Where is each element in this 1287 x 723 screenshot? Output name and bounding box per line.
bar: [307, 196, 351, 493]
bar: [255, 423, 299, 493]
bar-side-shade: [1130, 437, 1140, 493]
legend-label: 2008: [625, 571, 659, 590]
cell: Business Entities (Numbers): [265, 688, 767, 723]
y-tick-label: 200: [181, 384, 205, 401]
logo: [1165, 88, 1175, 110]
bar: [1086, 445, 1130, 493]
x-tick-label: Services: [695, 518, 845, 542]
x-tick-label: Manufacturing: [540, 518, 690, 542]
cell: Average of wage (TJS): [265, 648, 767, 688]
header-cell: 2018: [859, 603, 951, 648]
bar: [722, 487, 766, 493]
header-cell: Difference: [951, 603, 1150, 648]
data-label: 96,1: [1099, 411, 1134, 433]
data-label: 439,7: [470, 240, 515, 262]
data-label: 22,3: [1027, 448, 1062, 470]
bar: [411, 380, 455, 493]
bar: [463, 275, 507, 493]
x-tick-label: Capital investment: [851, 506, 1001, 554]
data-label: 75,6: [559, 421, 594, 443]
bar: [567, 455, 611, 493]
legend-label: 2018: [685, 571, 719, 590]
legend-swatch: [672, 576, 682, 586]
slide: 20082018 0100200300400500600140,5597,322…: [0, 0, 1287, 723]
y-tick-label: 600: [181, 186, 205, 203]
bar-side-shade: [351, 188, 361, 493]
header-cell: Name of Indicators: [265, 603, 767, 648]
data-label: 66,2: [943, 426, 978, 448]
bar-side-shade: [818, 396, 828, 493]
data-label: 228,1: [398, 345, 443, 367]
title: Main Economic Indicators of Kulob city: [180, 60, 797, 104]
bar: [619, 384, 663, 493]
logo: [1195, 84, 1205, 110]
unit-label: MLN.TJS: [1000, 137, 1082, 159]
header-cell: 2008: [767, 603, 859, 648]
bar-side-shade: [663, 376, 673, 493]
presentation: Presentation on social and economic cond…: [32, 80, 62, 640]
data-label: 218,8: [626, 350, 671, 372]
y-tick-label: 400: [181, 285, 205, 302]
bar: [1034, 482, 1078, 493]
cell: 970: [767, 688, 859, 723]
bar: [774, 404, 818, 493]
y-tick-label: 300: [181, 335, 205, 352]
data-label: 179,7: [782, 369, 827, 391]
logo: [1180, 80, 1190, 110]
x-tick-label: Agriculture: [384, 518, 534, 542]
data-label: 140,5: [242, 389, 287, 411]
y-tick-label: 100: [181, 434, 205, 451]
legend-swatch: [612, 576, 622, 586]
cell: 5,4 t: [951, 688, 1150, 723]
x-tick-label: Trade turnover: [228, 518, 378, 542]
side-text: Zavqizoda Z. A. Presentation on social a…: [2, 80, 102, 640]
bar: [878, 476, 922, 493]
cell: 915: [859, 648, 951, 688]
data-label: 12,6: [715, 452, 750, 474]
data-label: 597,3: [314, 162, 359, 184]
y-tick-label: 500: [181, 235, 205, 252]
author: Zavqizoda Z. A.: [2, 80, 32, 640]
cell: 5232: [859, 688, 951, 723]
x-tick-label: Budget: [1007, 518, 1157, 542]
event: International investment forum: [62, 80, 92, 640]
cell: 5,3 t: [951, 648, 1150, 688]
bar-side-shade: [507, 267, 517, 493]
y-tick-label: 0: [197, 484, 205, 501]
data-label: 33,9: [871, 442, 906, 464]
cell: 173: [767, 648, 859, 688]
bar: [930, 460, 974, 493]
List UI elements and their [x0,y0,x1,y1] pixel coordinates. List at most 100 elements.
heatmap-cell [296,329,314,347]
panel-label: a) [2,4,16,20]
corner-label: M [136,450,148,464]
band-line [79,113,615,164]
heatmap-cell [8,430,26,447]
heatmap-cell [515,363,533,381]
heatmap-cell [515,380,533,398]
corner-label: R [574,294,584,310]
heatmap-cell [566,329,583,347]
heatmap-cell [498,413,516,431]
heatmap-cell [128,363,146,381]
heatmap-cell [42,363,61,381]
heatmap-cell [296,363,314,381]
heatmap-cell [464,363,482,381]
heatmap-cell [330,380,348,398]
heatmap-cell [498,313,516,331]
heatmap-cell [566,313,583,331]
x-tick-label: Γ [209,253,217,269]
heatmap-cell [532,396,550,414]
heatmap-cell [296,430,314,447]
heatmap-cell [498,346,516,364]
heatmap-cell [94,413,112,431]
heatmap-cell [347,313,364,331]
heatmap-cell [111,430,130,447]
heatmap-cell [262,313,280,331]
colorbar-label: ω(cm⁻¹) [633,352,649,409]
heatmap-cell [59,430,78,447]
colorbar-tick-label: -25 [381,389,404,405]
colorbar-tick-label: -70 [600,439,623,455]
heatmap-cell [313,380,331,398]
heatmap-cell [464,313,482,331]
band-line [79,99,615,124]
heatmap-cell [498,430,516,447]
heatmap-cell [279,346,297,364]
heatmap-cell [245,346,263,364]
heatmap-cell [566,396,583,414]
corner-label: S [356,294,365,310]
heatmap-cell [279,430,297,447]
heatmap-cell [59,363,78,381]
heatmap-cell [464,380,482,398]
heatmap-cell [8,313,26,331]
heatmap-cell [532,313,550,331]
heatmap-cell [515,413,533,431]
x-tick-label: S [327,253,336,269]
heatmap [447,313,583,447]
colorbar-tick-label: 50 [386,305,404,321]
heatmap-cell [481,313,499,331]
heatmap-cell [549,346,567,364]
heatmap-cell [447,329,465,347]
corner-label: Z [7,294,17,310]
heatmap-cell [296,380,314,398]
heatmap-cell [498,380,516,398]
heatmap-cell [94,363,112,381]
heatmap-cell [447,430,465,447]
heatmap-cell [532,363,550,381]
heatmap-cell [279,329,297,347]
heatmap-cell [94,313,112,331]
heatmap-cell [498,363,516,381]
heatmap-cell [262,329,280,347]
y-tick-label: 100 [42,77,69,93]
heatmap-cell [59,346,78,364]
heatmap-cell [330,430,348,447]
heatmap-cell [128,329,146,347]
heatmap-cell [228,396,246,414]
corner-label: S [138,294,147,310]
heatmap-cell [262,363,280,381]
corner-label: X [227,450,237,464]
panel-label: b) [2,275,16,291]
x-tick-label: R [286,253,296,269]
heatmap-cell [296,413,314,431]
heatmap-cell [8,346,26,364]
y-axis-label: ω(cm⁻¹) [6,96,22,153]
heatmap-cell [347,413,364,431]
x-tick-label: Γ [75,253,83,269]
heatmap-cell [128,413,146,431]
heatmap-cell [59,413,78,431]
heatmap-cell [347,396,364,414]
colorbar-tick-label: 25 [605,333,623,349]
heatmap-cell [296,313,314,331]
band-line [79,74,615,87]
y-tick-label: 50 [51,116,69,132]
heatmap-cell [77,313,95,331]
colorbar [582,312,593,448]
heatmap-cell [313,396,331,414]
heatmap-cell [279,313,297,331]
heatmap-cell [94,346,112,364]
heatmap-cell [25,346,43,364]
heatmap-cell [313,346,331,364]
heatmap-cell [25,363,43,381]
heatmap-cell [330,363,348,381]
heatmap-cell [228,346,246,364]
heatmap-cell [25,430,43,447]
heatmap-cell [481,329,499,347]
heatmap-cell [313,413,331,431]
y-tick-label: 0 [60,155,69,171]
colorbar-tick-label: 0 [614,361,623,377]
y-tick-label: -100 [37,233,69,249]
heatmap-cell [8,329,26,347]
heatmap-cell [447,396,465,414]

□ □ □ □ □

Stated goal
Write each line of the records, from the first line through the line with "bar: [1034, 482, 1078, 493]", as one string in a JSON list, leaving out blank lines.

Reply
[
  "Where is each element in this 1287 x 723 screenshot? Output name and bounding box per line.",
  "bar: [307, 196, 351, 493]",
  "bar: [255, 423, 299, 493]",
  "bar-side-shade: [1130, 437, 1140, 493]",
  "legend-label: 2008: [625, 571, 659, 590]",
  "cell: Business Entities (Numbers): [265, 688, 767, 723]",
  "y-tick-label: 200: [181, 384, 205, 401]",
  "logo: [1165, 88, 1175, 110]",
  "bar: [1086, 445, 1130, 493]",
  "x-tick-label: Services: [695, 518, 845, 542]",
  "x-tick-label: Manufacturing: [540, 518, 690, 542]",
  "cell: Average of wage (TJS): [265, 648, 767, 688]",
  "header-cell: 2018: [859, 603, 951, 648]",
  "bar: [722, 487, 766, 493]",
  "header-cell: Difference: [951, 603, 1150, 648]",
  "data-label: 96,1: [1099, 411, 1134, 433]",
  "data-label: 439,7: [470, 240, 515, 262]",
  "data-label: 22,3: [1027, 448, 1062, 470]",
  "bar: [411, 380, 455, 493]",
  "bar: [463, 275, 507, 493]",
  "x-tick-label: Capital investment: [851, 506, 1001, 554]",
  "data-label: 75,6: [559, 421, 594, 443]",
  "bar: [567, 455, 611, 493]",
  "legend-label: 2018: [685, 571, 719, 590]",
  "legend-swatch: [672, 576, 682, 586]",
  "slide: 20082018 0100200300400500600140,5597,322…: [0, 0, 1287, 723]",
  "y-tick-label: 600: [181, 186, 205, 203]",
  "bar-side-shade: [351, 188, 361, 493]",
  "header-cell: Name of Indicators: [265, 603, 767, 648]",
  "data-label: 66,2: [943, 426, 978, 448]",
  "bar-side-shade: [818, 396, 828, 493]",
  "data-label: 228,1: [398, 345, 443, 367]",
  "title: Main Economic Indicators of Kulob city: [180, 60, 797, 104]",
  "bar: [619, 384, 663, 493]",
  "logo: [1195, 84, 1205, 110]",
  "unit-label: MLN.TJS: [1000, 137, 1082, 159]",
  "header-cell: 2008: [767, 603, 859, 648]",
  "bar-side-shade: [663, 376, 673, 493]",
  "presentation: Presentation on social and economic cond…: [32, 80, 62, 640]",
  "data-label: 218,8: [626, 350, 671, 372]",
  "y-tick-label: 400: [181, 285, 205, 302]",
  "bar: [1034, 482, 1078, 493]"
]